▶ [Exercise objective] Look through the material below. Copy each line that contains the string "COSMO".

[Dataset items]

* * * * * * *

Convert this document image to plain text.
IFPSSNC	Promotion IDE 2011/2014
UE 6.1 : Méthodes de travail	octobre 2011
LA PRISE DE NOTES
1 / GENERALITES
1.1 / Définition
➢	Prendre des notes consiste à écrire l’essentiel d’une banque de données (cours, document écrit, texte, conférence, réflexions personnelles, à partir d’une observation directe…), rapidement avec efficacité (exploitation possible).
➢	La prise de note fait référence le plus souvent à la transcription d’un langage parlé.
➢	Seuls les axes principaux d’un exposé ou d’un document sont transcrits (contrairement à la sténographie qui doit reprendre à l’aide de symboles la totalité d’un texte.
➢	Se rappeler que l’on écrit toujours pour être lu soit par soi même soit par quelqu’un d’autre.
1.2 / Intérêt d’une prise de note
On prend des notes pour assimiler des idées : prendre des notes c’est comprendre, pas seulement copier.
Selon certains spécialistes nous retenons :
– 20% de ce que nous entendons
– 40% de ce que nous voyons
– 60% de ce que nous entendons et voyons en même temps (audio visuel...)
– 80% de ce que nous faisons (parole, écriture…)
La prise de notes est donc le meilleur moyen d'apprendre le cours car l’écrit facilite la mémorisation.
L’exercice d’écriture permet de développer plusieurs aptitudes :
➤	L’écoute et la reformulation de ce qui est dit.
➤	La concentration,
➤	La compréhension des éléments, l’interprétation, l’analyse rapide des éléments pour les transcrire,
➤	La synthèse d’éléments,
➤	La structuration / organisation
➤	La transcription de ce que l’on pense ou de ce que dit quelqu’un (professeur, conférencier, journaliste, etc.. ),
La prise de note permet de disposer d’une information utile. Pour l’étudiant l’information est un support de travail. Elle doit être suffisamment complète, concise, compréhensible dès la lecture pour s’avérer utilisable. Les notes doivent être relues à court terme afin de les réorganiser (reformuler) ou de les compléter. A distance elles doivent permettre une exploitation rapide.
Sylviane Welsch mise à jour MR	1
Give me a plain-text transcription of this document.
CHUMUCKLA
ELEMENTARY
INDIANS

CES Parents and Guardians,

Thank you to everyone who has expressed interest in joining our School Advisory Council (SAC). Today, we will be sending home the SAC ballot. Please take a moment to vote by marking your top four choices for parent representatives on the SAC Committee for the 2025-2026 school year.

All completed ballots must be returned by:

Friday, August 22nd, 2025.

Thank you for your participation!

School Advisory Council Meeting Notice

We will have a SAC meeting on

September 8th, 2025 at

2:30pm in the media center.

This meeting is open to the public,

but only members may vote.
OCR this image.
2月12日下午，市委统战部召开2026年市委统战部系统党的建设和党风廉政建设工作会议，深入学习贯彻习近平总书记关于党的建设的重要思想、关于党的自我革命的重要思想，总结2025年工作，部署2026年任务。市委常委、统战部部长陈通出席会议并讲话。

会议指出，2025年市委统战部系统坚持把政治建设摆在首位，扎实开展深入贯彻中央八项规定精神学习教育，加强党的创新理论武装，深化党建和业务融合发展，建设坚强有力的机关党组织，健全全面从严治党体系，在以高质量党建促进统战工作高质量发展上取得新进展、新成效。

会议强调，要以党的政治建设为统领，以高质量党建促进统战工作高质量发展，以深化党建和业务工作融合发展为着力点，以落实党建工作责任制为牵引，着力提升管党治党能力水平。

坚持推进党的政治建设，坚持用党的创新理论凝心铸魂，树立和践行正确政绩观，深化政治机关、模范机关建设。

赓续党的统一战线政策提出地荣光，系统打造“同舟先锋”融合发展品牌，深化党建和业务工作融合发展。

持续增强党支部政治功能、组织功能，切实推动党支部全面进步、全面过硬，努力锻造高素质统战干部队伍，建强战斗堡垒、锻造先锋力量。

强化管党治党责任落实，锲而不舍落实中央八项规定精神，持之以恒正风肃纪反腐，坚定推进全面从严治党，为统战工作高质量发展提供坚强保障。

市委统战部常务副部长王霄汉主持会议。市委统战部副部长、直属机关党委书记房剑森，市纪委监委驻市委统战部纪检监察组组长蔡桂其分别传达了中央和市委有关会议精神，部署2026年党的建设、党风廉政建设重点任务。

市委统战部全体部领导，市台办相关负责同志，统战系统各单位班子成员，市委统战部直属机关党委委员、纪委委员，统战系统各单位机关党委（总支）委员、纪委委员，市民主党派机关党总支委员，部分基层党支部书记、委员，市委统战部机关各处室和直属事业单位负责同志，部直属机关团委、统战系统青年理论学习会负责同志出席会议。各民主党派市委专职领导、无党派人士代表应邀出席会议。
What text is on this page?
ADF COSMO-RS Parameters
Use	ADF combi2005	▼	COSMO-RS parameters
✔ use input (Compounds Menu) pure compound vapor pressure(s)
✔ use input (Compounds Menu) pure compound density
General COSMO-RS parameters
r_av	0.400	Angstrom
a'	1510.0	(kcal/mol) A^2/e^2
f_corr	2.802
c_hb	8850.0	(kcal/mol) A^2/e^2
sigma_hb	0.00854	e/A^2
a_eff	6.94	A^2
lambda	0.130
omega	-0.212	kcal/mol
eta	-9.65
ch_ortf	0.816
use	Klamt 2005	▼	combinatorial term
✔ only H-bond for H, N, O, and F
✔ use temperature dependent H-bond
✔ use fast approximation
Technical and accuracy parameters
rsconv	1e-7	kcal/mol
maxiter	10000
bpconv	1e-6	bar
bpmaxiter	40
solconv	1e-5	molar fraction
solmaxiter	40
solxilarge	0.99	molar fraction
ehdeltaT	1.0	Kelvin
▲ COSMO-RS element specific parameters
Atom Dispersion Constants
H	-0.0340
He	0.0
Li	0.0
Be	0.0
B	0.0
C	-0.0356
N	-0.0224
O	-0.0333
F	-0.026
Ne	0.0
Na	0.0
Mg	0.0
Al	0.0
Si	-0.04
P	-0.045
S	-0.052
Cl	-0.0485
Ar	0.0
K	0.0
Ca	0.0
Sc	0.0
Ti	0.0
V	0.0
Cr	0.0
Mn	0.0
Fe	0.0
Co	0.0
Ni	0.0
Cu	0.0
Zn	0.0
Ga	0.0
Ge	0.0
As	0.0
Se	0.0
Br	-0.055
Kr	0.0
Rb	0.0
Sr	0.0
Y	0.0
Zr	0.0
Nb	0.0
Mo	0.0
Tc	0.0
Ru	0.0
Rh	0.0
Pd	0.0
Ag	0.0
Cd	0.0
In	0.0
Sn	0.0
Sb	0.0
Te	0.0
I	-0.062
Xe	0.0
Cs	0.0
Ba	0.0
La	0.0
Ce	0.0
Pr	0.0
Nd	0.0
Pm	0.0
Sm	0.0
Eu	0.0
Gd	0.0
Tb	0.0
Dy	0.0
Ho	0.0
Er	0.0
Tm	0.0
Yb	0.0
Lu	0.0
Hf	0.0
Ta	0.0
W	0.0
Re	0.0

* * * * * * *

▶ [Correct result]
ADF COSMO-RS Parameters
Use	ADF combi2005	▼	COSMO-RS parameters
General COSMO-RS parameters
▲ COSMO-RS element specific parameters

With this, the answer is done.